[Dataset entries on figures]
###

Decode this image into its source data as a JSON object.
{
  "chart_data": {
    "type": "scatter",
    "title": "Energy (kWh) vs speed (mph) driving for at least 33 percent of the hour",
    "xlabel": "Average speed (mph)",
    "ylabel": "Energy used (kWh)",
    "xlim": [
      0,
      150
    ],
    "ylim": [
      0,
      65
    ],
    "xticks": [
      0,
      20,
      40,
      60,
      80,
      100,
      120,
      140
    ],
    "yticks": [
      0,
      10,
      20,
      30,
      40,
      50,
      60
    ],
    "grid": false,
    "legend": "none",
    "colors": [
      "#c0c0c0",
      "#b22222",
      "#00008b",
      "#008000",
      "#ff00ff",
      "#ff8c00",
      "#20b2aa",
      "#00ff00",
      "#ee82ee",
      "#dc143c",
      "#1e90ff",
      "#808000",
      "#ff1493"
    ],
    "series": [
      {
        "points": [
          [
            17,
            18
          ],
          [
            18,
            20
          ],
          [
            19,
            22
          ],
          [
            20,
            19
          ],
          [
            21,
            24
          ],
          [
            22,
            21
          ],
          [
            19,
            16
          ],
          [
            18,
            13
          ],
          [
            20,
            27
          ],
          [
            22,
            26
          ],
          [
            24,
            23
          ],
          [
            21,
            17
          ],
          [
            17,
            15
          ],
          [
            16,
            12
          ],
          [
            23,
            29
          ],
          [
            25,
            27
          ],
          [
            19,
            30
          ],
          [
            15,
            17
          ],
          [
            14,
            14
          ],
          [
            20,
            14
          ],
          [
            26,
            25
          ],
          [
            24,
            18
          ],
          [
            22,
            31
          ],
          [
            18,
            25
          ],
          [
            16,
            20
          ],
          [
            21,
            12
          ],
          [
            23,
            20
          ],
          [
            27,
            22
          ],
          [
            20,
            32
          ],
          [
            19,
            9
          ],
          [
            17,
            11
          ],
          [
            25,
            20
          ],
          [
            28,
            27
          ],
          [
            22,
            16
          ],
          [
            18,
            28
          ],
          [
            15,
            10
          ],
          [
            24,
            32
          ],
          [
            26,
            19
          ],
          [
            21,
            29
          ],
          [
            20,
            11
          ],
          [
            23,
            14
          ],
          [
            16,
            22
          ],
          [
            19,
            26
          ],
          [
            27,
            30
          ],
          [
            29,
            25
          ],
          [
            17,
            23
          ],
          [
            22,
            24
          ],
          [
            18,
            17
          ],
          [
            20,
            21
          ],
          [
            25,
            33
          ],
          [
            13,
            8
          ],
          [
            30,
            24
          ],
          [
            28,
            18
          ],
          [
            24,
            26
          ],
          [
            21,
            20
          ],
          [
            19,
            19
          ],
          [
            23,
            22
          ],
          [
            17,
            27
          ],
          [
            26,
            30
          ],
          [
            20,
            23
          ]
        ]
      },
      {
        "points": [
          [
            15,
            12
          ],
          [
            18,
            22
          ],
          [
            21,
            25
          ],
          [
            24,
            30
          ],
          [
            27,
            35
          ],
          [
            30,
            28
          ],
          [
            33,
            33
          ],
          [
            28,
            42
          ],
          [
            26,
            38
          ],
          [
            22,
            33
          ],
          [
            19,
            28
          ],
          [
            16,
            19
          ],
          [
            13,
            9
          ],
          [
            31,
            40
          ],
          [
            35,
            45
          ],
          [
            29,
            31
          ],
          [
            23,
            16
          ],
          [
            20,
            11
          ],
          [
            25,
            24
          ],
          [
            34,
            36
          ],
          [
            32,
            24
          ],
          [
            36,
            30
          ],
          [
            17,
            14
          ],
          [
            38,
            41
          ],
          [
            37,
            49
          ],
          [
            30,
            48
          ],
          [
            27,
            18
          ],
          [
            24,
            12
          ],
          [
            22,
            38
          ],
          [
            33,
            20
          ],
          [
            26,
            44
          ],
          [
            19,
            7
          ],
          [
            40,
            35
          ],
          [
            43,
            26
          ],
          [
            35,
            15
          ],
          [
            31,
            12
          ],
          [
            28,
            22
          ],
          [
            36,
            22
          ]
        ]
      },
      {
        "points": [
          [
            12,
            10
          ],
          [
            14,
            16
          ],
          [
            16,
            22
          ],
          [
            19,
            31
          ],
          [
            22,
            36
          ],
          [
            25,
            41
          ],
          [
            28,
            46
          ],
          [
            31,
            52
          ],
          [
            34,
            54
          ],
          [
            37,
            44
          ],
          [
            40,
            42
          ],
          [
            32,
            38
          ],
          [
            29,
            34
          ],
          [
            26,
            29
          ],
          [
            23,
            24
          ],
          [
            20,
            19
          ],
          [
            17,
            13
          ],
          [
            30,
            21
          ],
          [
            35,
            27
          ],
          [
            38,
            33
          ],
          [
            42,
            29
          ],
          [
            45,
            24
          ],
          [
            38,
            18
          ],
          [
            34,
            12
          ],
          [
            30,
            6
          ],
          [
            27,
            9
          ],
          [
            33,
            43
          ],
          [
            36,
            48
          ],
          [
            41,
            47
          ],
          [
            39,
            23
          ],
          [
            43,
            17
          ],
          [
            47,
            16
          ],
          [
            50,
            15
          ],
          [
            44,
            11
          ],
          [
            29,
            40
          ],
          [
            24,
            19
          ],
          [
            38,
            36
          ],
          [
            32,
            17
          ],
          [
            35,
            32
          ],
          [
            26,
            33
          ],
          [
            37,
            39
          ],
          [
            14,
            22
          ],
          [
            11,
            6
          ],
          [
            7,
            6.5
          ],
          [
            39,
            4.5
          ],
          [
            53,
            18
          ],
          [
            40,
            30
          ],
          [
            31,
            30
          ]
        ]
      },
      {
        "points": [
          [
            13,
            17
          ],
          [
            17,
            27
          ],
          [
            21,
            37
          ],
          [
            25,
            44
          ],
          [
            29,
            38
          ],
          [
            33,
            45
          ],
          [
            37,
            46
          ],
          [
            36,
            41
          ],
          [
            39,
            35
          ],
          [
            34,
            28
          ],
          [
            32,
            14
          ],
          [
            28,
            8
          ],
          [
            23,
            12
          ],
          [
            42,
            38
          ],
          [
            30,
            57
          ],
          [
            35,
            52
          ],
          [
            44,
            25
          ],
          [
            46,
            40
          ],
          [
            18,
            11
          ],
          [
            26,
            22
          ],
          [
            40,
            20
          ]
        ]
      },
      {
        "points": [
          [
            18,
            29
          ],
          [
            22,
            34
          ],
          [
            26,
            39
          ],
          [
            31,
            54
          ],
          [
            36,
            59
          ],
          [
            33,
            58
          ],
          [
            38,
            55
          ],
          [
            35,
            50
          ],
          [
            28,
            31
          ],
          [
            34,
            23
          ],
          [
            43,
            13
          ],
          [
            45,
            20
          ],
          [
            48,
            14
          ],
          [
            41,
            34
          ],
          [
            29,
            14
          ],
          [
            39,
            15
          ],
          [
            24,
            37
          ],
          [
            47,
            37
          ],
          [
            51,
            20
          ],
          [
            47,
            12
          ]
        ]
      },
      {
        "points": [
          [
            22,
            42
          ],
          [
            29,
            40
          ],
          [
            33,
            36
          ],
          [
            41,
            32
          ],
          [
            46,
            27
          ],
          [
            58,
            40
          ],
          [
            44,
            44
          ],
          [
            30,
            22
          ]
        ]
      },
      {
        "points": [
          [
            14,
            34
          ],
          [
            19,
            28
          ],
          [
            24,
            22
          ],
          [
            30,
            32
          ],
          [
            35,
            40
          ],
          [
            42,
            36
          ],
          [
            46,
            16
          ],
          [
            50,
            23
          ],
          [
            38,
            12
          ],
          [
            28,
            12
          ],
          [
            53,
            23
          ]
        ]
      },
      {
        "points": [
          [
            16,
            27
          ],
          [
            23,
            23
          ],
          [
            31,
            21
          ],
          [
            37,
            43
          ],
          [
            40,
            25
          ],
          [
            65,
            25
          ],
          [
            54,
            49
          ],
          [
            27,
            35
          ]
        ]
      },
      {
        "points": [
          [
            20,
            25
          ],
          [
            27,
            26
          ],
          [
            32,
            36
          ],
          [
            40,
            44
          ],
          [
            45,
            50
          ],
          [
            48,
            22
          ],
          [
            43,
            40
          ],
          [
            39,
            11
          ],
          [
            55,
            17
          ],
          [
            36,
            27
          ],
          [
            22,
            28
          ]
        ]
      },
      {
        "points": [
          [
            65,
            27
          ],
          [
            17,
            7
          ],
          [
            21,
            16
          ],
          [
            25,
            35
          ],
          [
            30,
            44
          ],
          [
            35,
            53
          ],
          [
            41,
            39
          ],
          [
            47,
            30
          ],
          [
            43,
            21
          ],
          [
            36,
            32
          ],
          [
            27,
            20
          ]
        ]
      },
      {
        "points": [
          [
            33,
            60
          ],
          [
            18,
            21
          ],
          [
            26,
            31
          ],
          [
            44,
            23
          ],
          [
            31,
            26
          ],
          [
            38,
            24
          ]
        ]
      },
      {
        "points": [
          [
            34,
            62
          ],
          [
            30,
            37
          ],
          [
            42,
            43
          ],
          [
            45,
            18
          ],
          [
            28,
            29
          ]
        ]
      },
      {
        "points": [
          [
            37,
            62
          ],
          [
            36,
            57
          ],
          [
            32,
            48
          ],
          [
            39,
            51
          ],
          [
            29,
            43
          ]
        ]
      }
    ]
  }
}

###

> What to do: Scan the records above for the string "Energy", then report every line that contains it.

> Result of this task:
    "title": "Energy (kWh) vs speed (mph) driving for at least 33 percent of the hour",
    "ylabel": "Energy used (kWh)",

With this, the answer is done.